WHAT YOU SHOULD DO. Extract all lines that hold the string "건축행정시스템".

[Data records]
● ● ● ● ●

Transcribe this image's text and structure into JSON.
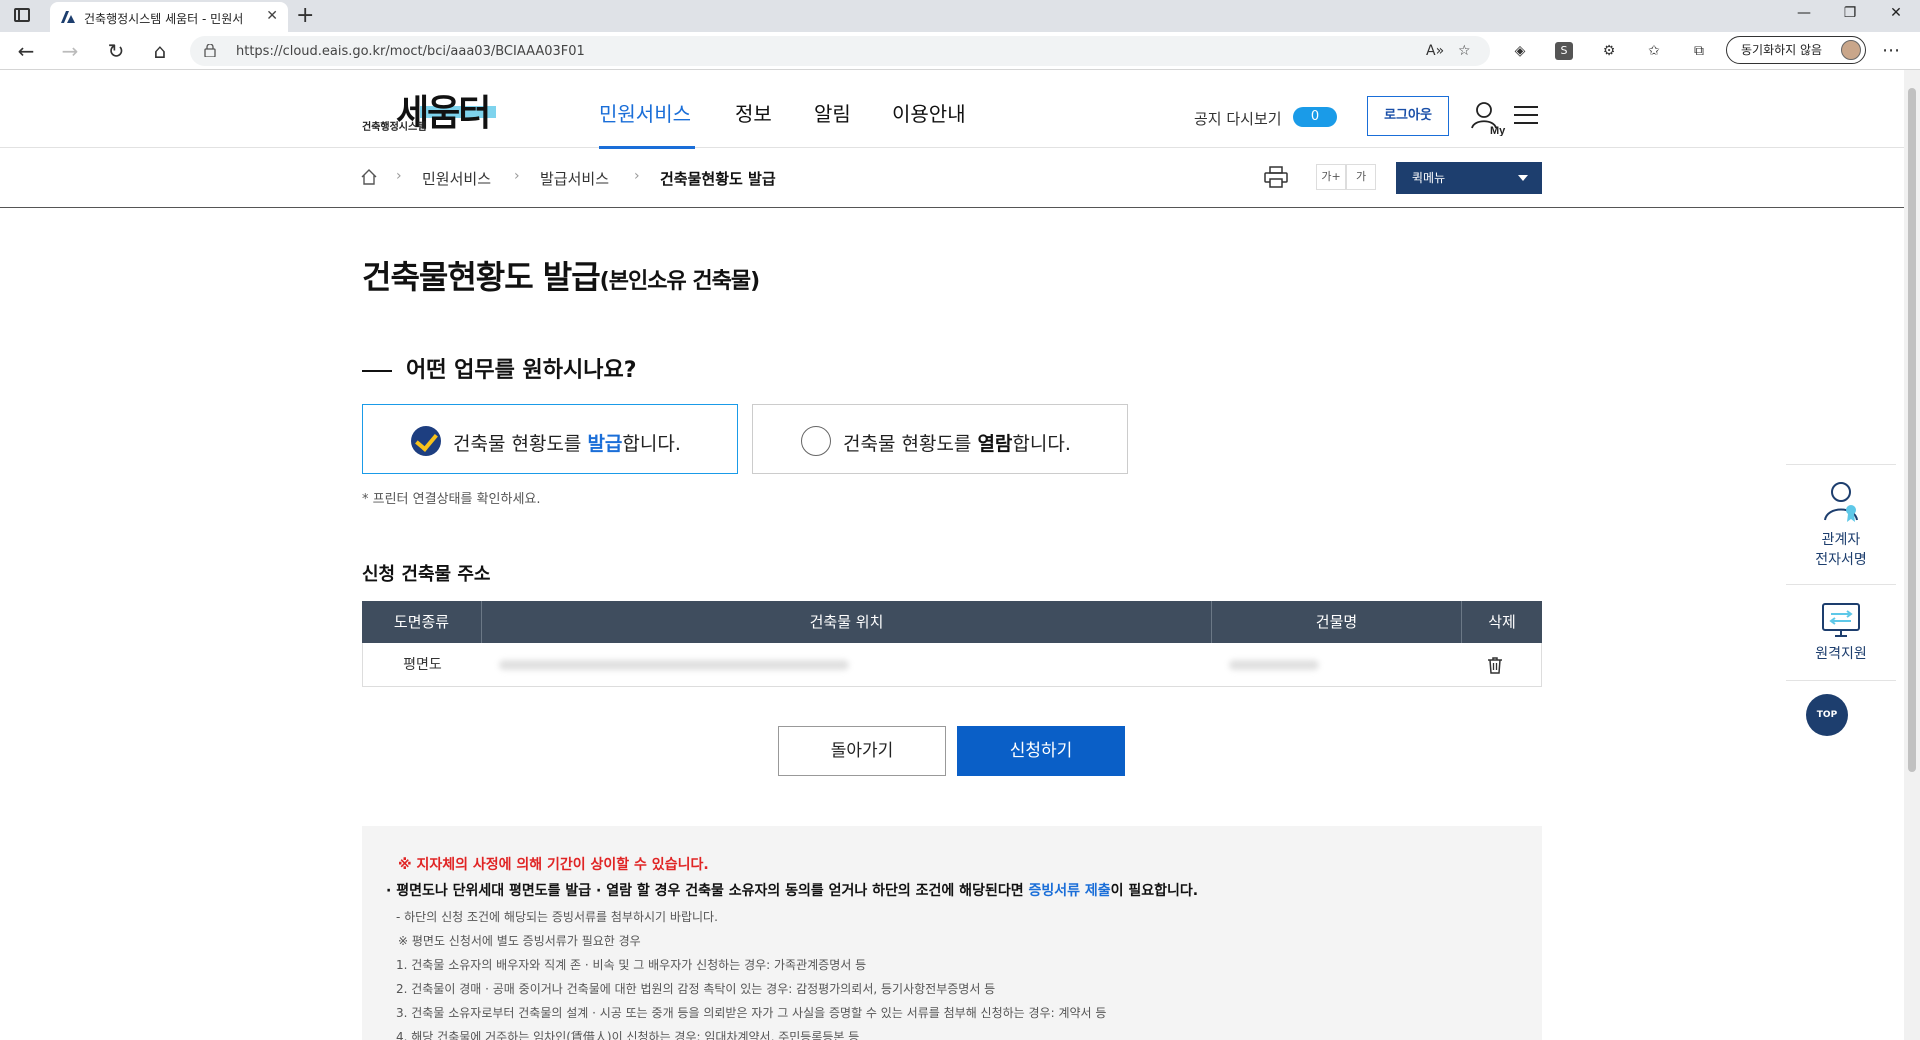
{
  "browser": {
    "tab_title": "건축행정시스템 세움터 - 민원서",
    "url": "https://cloud.eais.go.kr/moct/bci/aaa03/BCIAAA03F01",
    "sync_label": "동기화하지 않음"
  },
  "header": {
    "logo_sub": "건축행정시스템",
    "logo_main": "세움터",
    "nav": [
      "민원서비스",
      "정보",
      "알림",
      "이용안내"
    ],
    "notice_label": "공지 다시보기",
    "notice_count": "0",
    "logout_label": "로그아웃"
  },
  "breadcrumb": {
    "items": [
      "민원서비스",
      "발급서비스",
      "건축물현황도 발급"
    ],
    "font_larger": "가+",
    "font_smaller": "가",
    "quick_menu": "퀵메뉴"
  },
  "page": {
    "title": "건축물현황도 발급",
    "title_sub": "(본인소유 건축물)",
    "question": "어떤 업무를 원하시나요?",
    "option_issue": {
      "pre": "건축물 현황도를 ",
      "hl": "발급",
      "post": "합니다."
    },
    "option_view": {
      "pre": "건축물 현황도를 ",
      "hl": "열람",
      "post": "합니다."
    },
    "note": "* 프린터 연결상태를 확인하세요.",
    "address_title": "신청 건축물 주소"
  },
  "table": {
    "headers": [
      "도면종류",
      "건축물 위치",
      "건물명",
      "삭제"
    ],
    "rows": [
      {
        "type": "평면도"
      }
    ]
  },
  "buttons": {
    "back": "돌아가기",
    "apply": "신청하기"
  },
  "info": {
    "warn": "※ 지자체의 사정에 의해 기간이 상이할 수 있습니다.",
    "main_pre": "· 평면도나 단위세대 평면도를 발급 · 열람 할 경우 건축물 소유자의 동의를 얻거나 하단의 조건에 해당된다면 ",
    "main_link": "증빙서류 제출",
    "main_post": "이 필요합니다.",
    "lines": [
      "- 하단의 신청 조건에 해당되는 증빙서류를 첨부하시기 바랍니다.",
      "※ 평면도 신청서에 별도 증빙서류가 필요한 경우",
      "1. 건축물 소유자의 배우자와 직계 존 · 비속 및 그 배우자가 신청하는 경우: 가족관계증명서 등",
      "2. 건축물이 경매 · 공매 중이거나 건축물에 대한 법원의 감정 촉탁이 있는 경우: 감정평가의뢰서, 등기사항전부증명서 등",
      "3. 건축물 소유자로부터 건축물의 설계 · 시공 또는 중개 등을 의뢰받은 자가 그 사실을 증명할 수 있는 서류를 첨부해 신청하는 경우: 계약서 등",
      "4. 해당 건축물에 거주하는 임차인(賃借人)이 신청하는 경우: 임대차계약서, 주민등록등본 등"
    ]
  },
  "side": {
    "sign_label_1": "관계자",
    "sign_label_2": "전자서명",
    "remote_label": "원격지원",
    "top_label": "TOP"
  },
  "icons": [
    "sidebar-toggle-icon",
    "back-icon",
    "forward-icon",
    "refresh-icon",
    "home-icon",
    "lock-icon",
    "read-aloud-icon",
    "favorite-add-icon",
    "extension-icon",
    "favorites-icon",
    "collections-icon",
    "print-icon",
    "trash-icon",
    "person-badge-icon",
    "monitor-icon",
    "my-user-icon",
    "menu-icon"
  ],
  "colors": {
    "primary": "#1a6ed8",
    "navy": "#1d3e6e",
    "table_head": "#3f4d5e",
    "warning": "#e02424",
    "apply_button": "#0a5fc7"
  }
}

● ● ● ● ●

COMPLETE ANSWER.
    "tab_title": "건축행정시스템 세움터 - 민원서",
    "logo_sub": "건축행정시스템",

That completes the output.